*What is required*
Reproduce every entry below word for word, omitting the pictures.
# # # #
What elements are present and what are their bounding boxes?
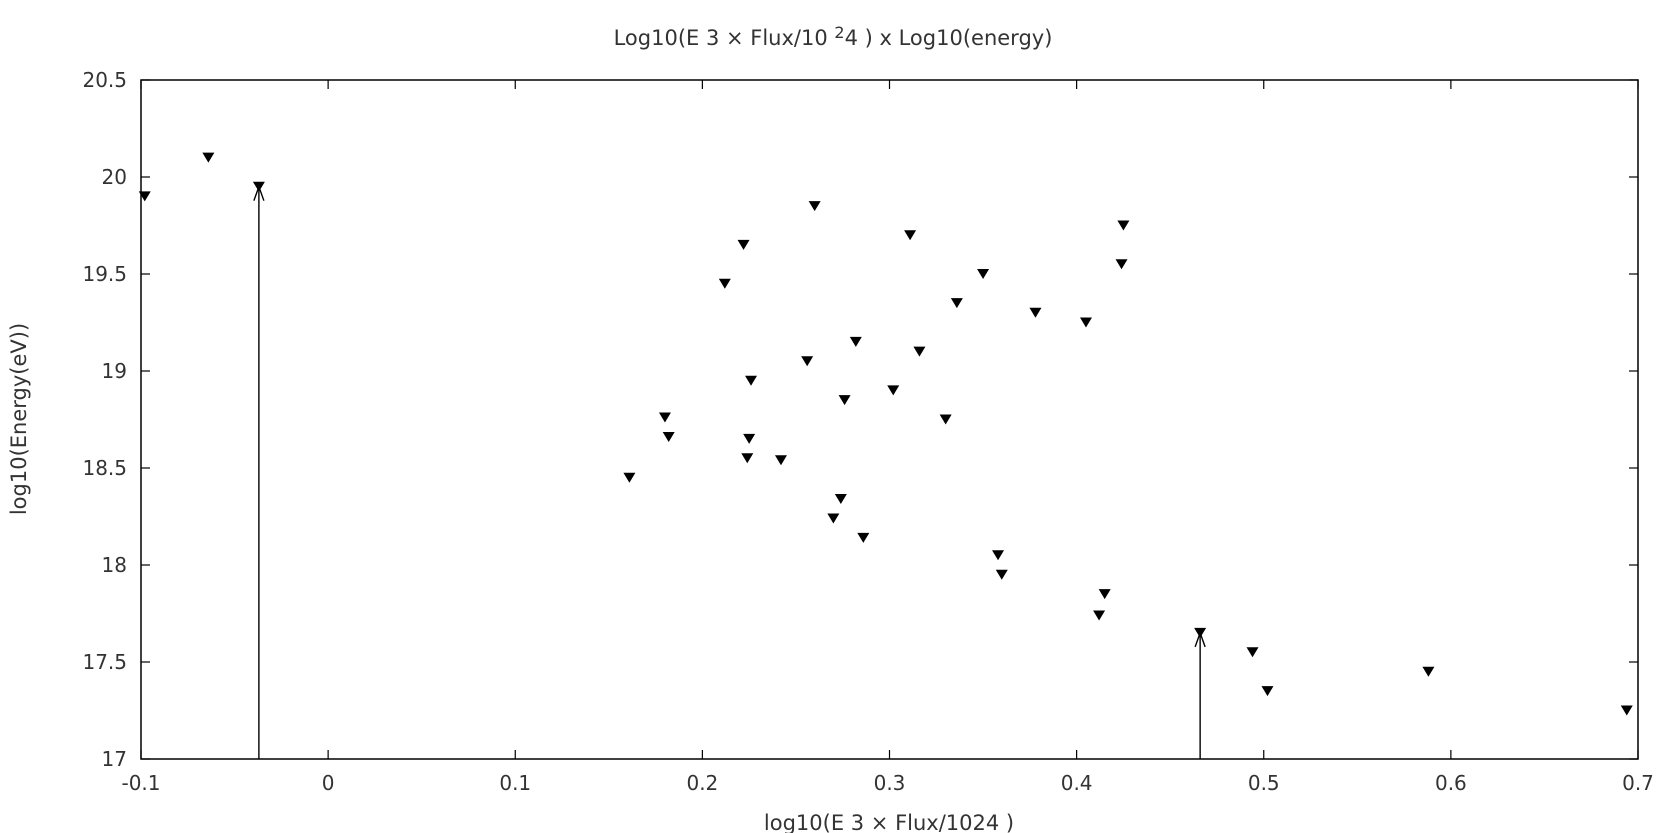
data-point xyxy=(904,230,917,241)
data-point xyxy=(138,191,151,202)
data-point xyxy=(977,269,990,279)
data-point xyxy=(252,181,265,192)
y-tick-label: 17 xyxy=(102,747,127,771)
data-point xyxy=(1620,705,1633,716)
data-point xyxy=(992,550,1005,561)
y-tick-label: 20.5 xyxy=(82,68,127,92)
y-tick-label: 19.5 xyxy=(82,262,127,286)
data-point xyxy=(950,298,963,309)
data-point xyxy=(1029,307,1042,318)
data-point xyxy=(741,453,754,464)
data-point xyxy=(1117,220,1130,231)
data-point xyxy=(658,412,671,423)
data-point xyxy=(745,375,758,386)
data-point xyxy=(808,201,821,212)
data-point xyxy=(743,433,756,444)
chart-title-post: 4 ) x Log10(energy) xyxy=(845,26,1053,50)
data-point xyxy=(857,532,870,543)
data-point xyxy=(1422,666,1435,677)
y-tick-label: 17.5 xyxy=(82,650,127,674)
y-tick-label: 19 xyxy=(102,359,127,383)
x-axis: -0.1 0 0.1 0.2 0.3 0.4 0.5 0.6 0.7 xyxy=(121,80,1654,795)
data-point xyxy=(737,239,750,250)
data-point xyxy=(623,472,636,483)
y-axis-label: log10(Energy(eV)) xyxy=(7,323,31,515)
data-point xyxy=(801,356,814,367)
data-point xyxy=(662,431,675,442)
plot-area-frame xyxy=(140,79,1639,760)
data-point xyxy=(1079,317,1092,328)
x-tick-label: 0.6 xyxy=(1435,771,1467,795)
data-point xyxy=(913,346,926,357)
x-tick-label: 0.5 xyxy=(1248,771,1280,795)
x-tick-label: 0.3 xyxy=(874,771,906,795)
chart-title-pre: Log10(E 3 × Flux/10 xyxy=(614,26,835,50)
chart-title: Log10(E 3 × Flux/10 24 ) x Log10(energy) xyxy=(614,23,1053,50)
data-point xyxy=(939,414,952,425)
data-point xyxy=(1261,686,1274,697)
y-tick-label: 18.5 xyxy=(82,456,127,480)
x-tick-label: 0.7 xyxy=(1622,771,1654,795)
upper-limit-arrows xyxy=(253,184,1206,759)
chart-title-sup: 2 xyxy=(834,23,844,42)
data-point xyxy=(827,513,840,524)
data-point xyxy=(887,385,900,396)
x-tick-label: 0 xyxy=(322,771,335,795)
data-point xyxy=(202,152,215,163)
x-tick-label: 0.1 xyxy=(499,771,531,795)
data-point xyxy=(838,395,851,406)
x-tick-label: 0.2 xyxy=(686,771,718,795)
data-point xyxy=(1098,589,1111,600)
data-point xyxy=(849,336,862,347)
data-point xyxy=(774,455,787,466)
data-point xyxy=(995,569,1008,580)
data-points xyxy=(138,152,1633,716)
y-tick-label: 20 xyxy=(102,165,127,189)
data-point xyxy=(1115,259,1128,270)
x-axis-label: log10(E 3 × Flux/1024 ) xyxy=(764,811,1014,833)
x-tick-label: 0.4 xyxy=(1061,771,1093,795)
data-point xyxy=(1246,647,1259,658)
data-point xyxy=(718,278,731,289)
x-tick-label: -0.1 xyxy=(121,771,160,795)
data-point xyxy=(834,494,847,505)
data-point xyxy=(1194,627,1207,638)
y-tick-label: 18 xyxy=(102,553,127,577)
data-point xyxy=(1093,610,1106,621)
y-axis: 17 17.5 18 18.5 19 19.5 20 20.5 xyxy=(82,68,1638,771)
# # # #
*Solution to the problem*
What elements are present and what are their bounding boxes?
data-point xyxy=(904,230,917,241)
data-point xyxy=(138,191,151,202)
data-point xyxy=(977,269,990,279)
data-point xyxy=(252,181,265,192)
y-tick-label: 17 xyxy=(102,747,127,771)
data-point xyxy=(1620,705,1633,716)
data-point xyxy=(992,550,1005,561)
y-tick-label: 20.5 xyxy=(82,68,127,92)
y-tick-label: 19.5 xyxy=(82,262,127,286)
data-point xyxy=(950,298,963,309)
data-point xyxy=(1029,307,1042,318)
data-point xyxy=(741,453,754,464)
data-point xyxy=(1117,220,1130,231)
data-point xyxy=(658,412,671,423)
data-point xyxy=(745,375,758,386)
data-point xyxy=(808,201,821,212)
data-point xyxy=(743,433,756,444)
chart-title-post: 4 ) x Log10(energy) xyxy=(845,26,1053,50)
data-point xyxy=(857,532,870,543)
data-point xyxy=(1422,666,1435,677)
y-tick-label: 17.5 xyxy=(82,650,127,674)
y-tick-label: 19 xyxy=(102,359,127,383)
x-axis: -0.1 0 0.1 0.2 0.3 0.4 0.5 0.6 0.7 xyxy=(121,80,1654,795)
data-point xyxy=(737,239,750,250)
data-point xyxy=(623,472,636,483)
y-axis-label: log10(Energy(eV)) xyxy=(7,323,31,515)
data-point xyxy=(801,356,814,367)
data-point xyxy=(662,431,675,442)
plot-area-frame xyxy=(140,79,1639,760)
data-point xyxy=(1079,317,1092,328)
x-tick-label: 0.6 xyxy=(1435,771,1467,795)
data-point xyxy=(913,346,926,357)
x-tick-label: 0.5 xyxy=(1248,771,1280,795)
x-tick-label: 0.3 xyxy=(874,771,906,795)
chart-title-pre: Log10(E 3 × Flux/10 xyxy=(614,26,835,50)
chart-title: Log10(E 3 × Flux/10 24 ) x Log10(energy) xyxy=(614,23,1053,50)
data-point xyxy=(939,414,952,425)
data-point xyxy=(1261,686,1274,697)
y-tick-label: 18.5 xyxy=(82,456,127,480)
x-tick-label: 0.7 xyxy=(1622,771,1654,795)
upper-limit-arrows xyxy=(253,184,1206,759)
chart-title-sup: 2 xyxy=(834,23,844,42)
data-point xyxy=(827,513,840,524)
data-point xyxy=(887,385,900,396)
x-tick-label: 0 xyxy=(322,771,335,795)
data-point xyxy=(202,152,215,163)
x-tick-label: 0.1 xyxy=(499,771,531,795)
data-point xyxy=(838,395,851,406)
x-tick-label: 0.2 xyxy=(686,771,718,795)
data-point xyxy=(1098,589,1111,600)
data-point xyxy=(849,336,862,347)
data-point xyxy=(774,455,787,466)
data-point xyxy=(995,569,1008,580)
data-points xyxy=(138,152,1633,716)
y-tick-label: 20 xyxy=(102,165,127,189)
data-point xyxy=(1115,259,1128,270)
x-axis-label: log10(E 3 × Flux/1024 ) xyxy=(764,811,1014,833)
x-tick-label: 0.4 xyxy=(1061,771,1093,795)
data-point xyxy=(1246,647,1259,658)
data-point xyxy=(718,278,731,289)
x-tick-label: -0.1 xyxy=(121,771,160,795)
data-point xyxy=(834,494,847,505)
data-point xyxy=(1194,627,1207,638)
y-tick-label: 18 xyxy=(102,553,127,577)
data-point xyxy=(1093,610,1106,621)
y-axis: 17 17.5 18 18.5 19 19.5 20 20.5 xyxy=(82,68,1638,771)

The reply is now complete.